• _Exercise requirements_
Can you transcribe every entry word for word, skipping the images?
##### Material provided
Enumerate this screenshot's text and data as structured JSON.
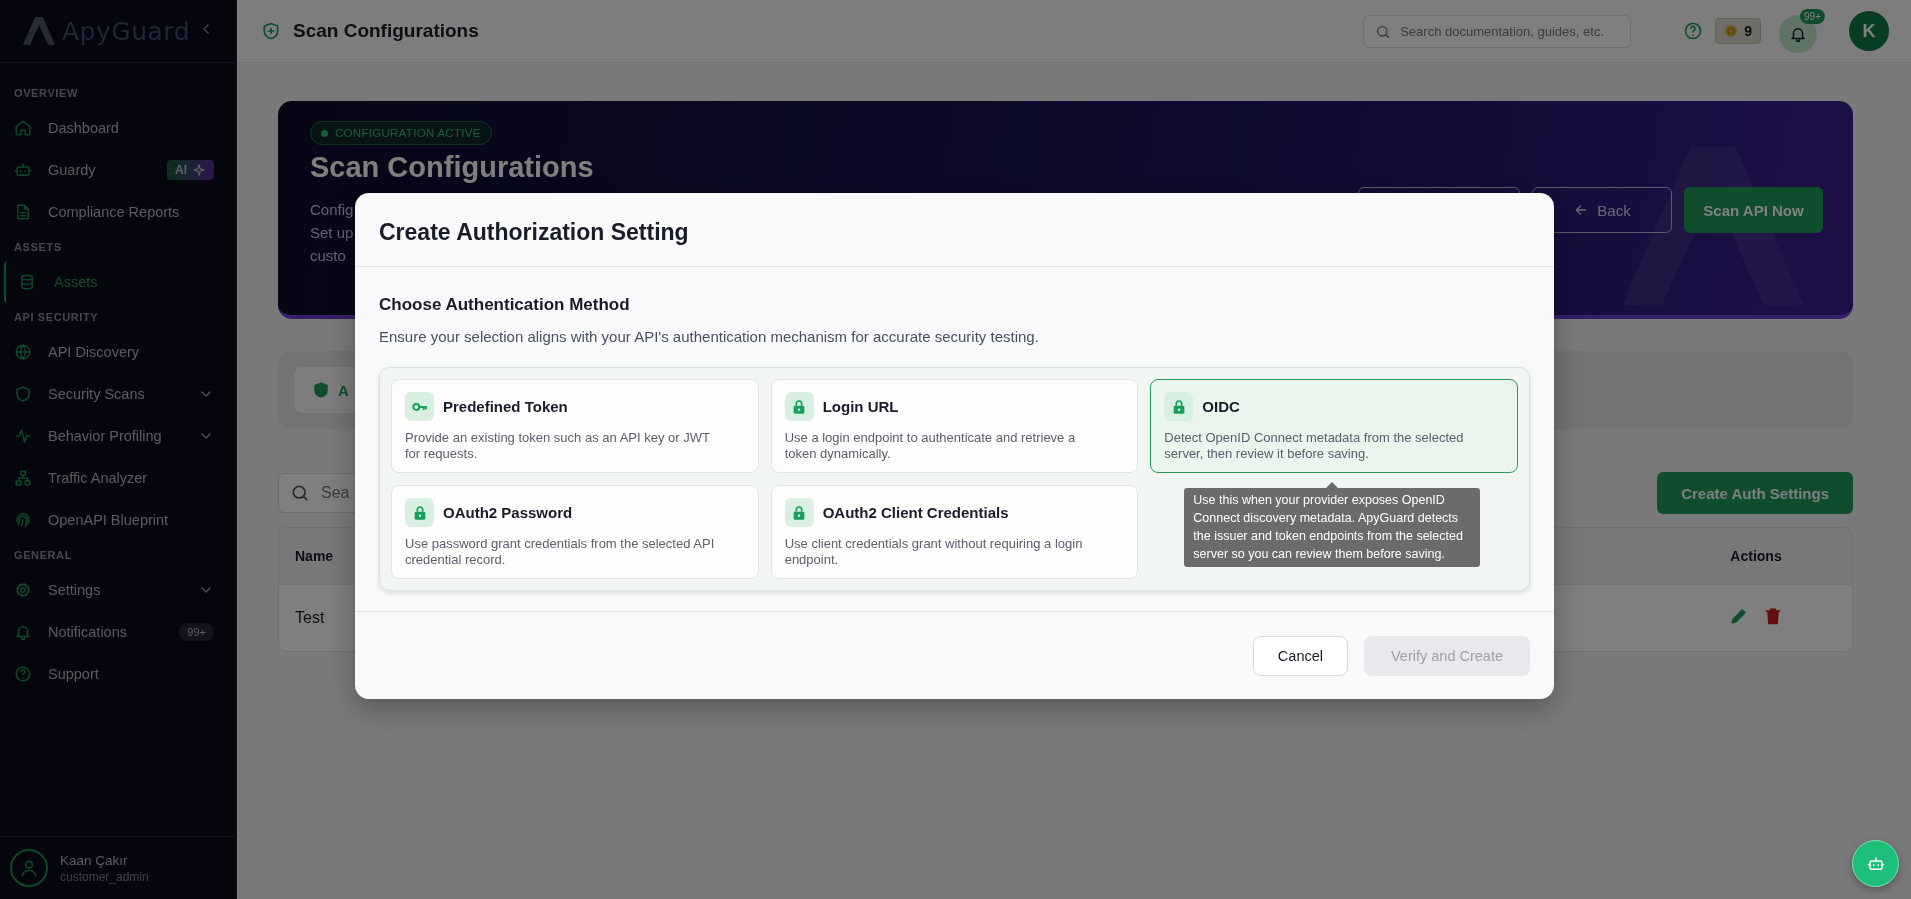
{
  "sidebar": {
    "logo": "ApyGuard",
    "sections": [
      {
        "title": "OVERVIEW",
        "items": [
          {
            "label": "Dashboard",
            "selected": false,
            "expandable": false
          },
          {
            "label": "Guardy",
            "selected": false,
            "expandable": false,
            "badge": {
              "label": "AI",
              "kind": "ai"
            }
          },
          {
            "label": "Compliance Reports",
            "selected": false,
            "expandable": false
          }
        ]
      },
      {
        "title": "ASSETS",
        "items": [
          {
            "label": "Assets",
            "selected": true,
            "expandable": false
          }
        ]
      },
      {
        "title": "API SECURITY",
        "items": [
          {
            "label": "API Discovery",
            "selected": false,
            "expandable": false
          },
          {
            "label": "Security Scans",
            "selected": false,
            "expandable": true
          },
          {
            "label": "Behavior Profiling",
            "selected": false,
            "expandable": true
          },
          {
            "label": "Traffic Analyzer",
            "selected": false,
            "expandable": false
          },
          {
            "label": "OpenAPI Blueprint",
            "selected": false,
            "expandable": false
          }
        ]
      },
      {
        "title": "GENERAL",
        "items": [
          {
            "label": "Settings",
            "selected": false,
            "expandable": true
          },
          {
            "label": "Notifications",
            "selected": false,
            "expandable": false,
            "badge": {
              "label": "99+",
              "kind": "count"
            }
          },
          {
            "label": "Support",
            "selected": false,
            "expandable": false
          }
        ]
      }
    ],
    "user": {
      "name": "Kaan Çakır",
      "role": "customer_admin"
    }
  },
  "header": {
    "title": "Scan Configurations",
    "search": {
      "placeholder": "Search documentation, guides, etc."
    },
    "credits": "9",
    "notifications": "99+",
    "avatar": "K"
  },
  "hero": {
    "status": "CONFIGURATION ACTIVE",
    "title": "Scan Configurations",
    "description": [
      "Config",
      "Set up",
      "custo"
    ],
    "buttons": [
      {
        "label": "Back",
        "kind": "back"
      },
      {
        "label": "Scan API Now",
        "kind": "primary"
      }
    ]
  },
  "tab_strip": {
    "tab": "A"
  },
  "search": {
    "placeholder": "Sea"
  },
  "create_button": "Create Auth Settings",
  "table": {
    "columns": [
      "Name",
      "Actions"
    ],
    "rows": [
      {
        "name": "Test"
      }
    ]
  },
  "modal": {
    "title": "Create Authorization Setting",
    "section_title": "Choose Authentication Method",
    "description": "Ensure your selection aligns with your API's authentication mechanism for accurate security testing.",
    "methods": [
      {
        "title": "Predefined Token",
        "description": "Provide an existing token such as an API key or JWT for requests.",
        "selected": false
      },
      {
        "title": "Login URL",
        "description": "Use a login endpoint to authenticate and retrieve a token dynamically.",
        "selected": false
      },
      {
        "title": "OIDC",
        "description": "Detect OpenID Connect metadata from the selected server, then review it before saving.",
        "selected": true
      },
      {
        "title": "OAuth2 Password",
        "description": "Use password grant credentials from the selected API credential record.",
        "selected": false
      },
      {
        "title": "OAuth2 Client Credentials",
        "description": "Use client credentials grant without requiring a login endpoint.",
        "selected": false
      }
    ],
    "tooltip": "Use this when your provider exposes OpenID Connect discovery metadata. ApyGuard detects the issuer and token endpoints from the selected server so you can review them before saving.",
    "buttons": [
      {
        "label": "Cancel",
        "disabled": false
      },
      {
        "label": "Verify and Create",
        "disabled": true
      }
    ]
  }
}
##########
• _Answer to the exercise_
Enumerate this screenshot's text and data as structured JSON.
{
  "sidebar": {
    "logo": "ApyGuard",
    "sections": [
      {
        "title": "OVERVIEW",
        "items": [
          {
            "label": "Dashboard",
            "selected": false,
            "expandable": false
          },
          {
            "label": "Guardy",
            "selected": false,
            "expandable": false,
            "badge": {
              "label": "AI",
              "kind": "ai"
            }
          },
          {
            "label": "Compliance Reports",
            "selected": false,
            "expandable": false
          }
        ]
      },
      {
        "title": "ASSETS",
        "items": [
          {
            "label": "Assets",
            "selected": true,
            "expandable": false
          }
        ]
      },
      {
        "title": "API SECURITY",
        "items": [
          {
            "label": "API Discovery",
            "selected": false,
            "expandable": false
          },
          {
            "label": "Security Scans",
            "selected": false,
            "expandable": true
          },
          {
            "label": "Behavior Profiling",
            "selected": false,
            "expandable": true
          },
          {
            "label": "Traffic Analyzer",
            "selected": false,
            "expandable": false
          },
          {
            "label": "OpenAPI Blueprint",
            "selected": false,
            "expandable": false
          }
        ]
      },
      {
        "title": "GENERAL",
        "items": [
          {
            "label": "Settings",
            "selected": false,
            "expandable": true
          },
          {
            "label": "Notifications",
            "selected": false,
            "expandable": false,
            "badge": {
              "label": "99+",
              "kind": "count"
            }
          },
          {
            "label": "Support",
            "selected": false,
            "expandable": false
          }
        ]
      }
    ],
    "user": {
      "name": "Kaan Çakır",
      "role": "customer_admin"
    }
  },
  "header": {
    "title": "Scan Configurations",
    "search": {
      "placeholder": "Search documentation, guides, etc."
    },
    "credits": "9",
    "notifications": "99+",
    "avatar": "K"
  },
  "hero": {
    "status": "CONFIGURATION ACTIVE",
    "title": "Scan Configurations",
    "description": [
      "Config",
      "Set up",
      "custo"
    ],
    "buttons": [
      {
        "label": "Back",
        "kind": "back"
      },
      {
        "label": "Scan API Now",
        "kind": "primary"
      }
    ]
  },
  "tab_strip": {
    "tab": "A"
  },
  "search": {
    "placeholder": "Sea"
  },
  "create_button": "Create Auth Settings",
  "table": {
    "columns": [
      "Name",
      "Actions"
    ],
    "rows": [
      {
        "name": "Test"
      }
    ]
  },
  "modal": {
    "title": "Create Authorization Setting",
    "section_title": "Choose Authentication Method",
    "description": "Ensure your selection aligns with your API's authentication mechanism for accurate security testing.",
    "methods": [
      {
        "title": "Predefined Token",
        "description": "Provide an existing token such as an API key or JWT for requests.",
        "selected": false
      },
      {
        "title": "Login URL",
        "description": "Use a login endpoint to authenticate and retrieve a token dynamically.",
        "selected": false
      },
      {
        "title": "OIDC",
        "description": "Detect OpenID Connect metadata from the selected server, then review it before saving.",
        "selected": true
      },
      {
        "title": "OAuth2 Password",
        "description": "Use password grant credentials from the selected API credential record.",
        "selected": false
      },
      {
        "title": "OAuth2 Client Credentials",
        "description": "Use client credentials grant without requiring a login endpoint.",
        "selected": false
      }
    ],
    "tooltip": "Use this when your provider exposes OpenID Connect discovery metadata. ApyGuard detects the issuer and token endpoints from the selected server so you can review them before saving.",
    "buttons": [
      {
        "label": "Cancel",
        "disabled": false
      },
      {
        "label": "Verify and Create",
        "disabled": true
      }
    ]
  }
}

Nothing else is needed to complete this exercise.